Exercise:
Note each line of the listing that contains the string "JSON", and copy it.

Data entries:
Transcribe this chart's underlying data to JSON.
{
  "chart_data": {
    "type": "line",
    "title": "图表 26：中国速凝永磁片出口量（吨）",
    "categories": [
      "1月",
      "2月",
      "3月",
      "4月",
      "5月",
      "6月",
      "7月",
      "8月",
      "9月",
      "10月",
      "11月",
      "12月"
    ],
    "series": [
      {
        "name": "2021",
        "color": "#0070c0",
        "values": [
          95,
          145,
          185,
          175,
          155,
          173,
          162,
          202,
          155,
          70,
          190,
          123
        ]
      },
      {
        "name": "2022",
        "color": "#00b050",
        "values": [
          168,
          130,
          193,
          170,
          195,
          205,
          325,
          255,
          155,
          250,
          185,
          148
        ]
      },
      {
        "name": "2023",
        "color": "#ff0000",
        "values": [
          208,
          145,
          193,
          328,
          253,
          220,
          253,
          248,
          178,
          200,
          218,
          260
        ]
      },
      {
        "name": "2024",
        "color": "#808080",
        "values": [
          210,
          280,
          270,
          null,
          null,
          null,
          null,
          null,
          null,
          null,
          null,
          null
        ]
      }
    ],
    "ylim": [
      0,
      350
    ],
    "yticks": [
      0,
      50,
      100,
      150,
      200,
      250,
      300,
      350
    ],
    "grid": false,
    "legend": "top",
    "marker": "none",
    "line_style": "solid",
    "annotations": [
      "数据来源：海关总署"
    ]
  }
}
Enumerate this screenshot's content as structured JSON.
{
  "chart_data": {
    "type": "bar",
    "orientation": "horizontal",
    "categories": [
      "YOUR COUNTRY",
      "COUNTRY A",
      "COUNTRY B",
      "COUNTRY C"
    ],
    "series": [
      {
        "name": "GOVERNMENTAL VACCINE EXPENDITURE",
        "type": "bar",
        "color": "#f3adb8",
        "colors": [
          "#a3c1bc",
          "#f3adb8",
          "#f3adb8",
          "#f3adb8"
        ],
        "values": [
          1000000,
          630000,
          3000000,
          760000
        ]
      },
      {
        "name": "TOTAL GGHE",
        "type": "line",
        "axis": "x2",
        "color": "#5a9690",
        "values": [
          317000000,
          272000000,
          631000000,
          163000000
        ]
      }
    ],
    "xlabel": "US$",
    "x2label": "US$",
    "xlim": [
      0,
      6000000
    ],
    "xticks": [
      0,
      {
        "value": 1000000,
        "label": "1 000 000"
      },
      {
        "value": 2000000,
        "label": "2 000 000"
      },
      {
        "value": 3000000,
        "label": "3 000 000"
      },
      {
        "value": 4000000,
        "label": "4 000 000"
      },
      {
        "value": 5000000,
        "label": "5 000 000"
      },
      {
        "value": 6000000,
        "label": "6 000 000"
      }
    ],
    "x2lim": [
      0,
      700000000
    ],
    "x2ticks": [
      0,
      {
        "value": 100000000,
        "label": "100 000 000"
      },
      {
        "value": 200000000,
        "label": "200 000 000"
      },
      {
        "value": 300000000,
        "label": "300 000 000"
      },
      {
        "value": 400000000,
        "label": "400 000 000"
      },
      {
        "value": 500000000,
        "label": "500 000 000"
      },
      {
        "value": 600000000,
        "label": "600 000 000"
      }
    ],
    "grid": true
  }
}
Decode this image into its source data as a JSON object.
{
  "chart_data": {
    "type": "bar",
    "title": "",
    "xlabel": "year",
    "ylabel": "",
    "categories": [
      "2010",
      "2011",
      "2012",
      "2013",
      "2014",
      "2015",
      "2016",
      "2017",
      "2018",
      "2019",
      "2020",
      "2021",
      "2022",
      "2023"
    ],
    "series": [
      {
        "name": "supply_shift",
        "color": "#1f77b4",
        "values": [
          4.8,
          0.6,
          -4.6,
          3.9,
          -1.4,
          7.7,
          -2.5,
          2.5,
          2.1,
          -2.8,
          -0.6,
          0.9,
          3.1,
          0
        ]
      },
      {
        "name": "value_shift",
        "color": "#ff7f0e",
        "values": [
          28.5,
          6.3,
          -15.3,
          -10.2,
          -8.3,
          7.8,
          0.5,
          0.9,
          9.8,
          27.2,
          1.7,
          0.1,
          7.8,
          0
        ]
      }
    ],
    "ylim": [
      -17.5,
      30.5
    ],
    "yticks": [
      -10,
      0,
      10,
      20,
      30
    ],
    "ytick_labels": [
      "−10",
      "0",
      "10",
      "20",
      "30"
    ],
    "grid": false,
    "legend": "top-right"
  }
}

The response:
Transcribe this chart's underlying data to JSON.
Enumerate this screenshot's content as structured JSON.
Decode this image into its source data as a JSON object.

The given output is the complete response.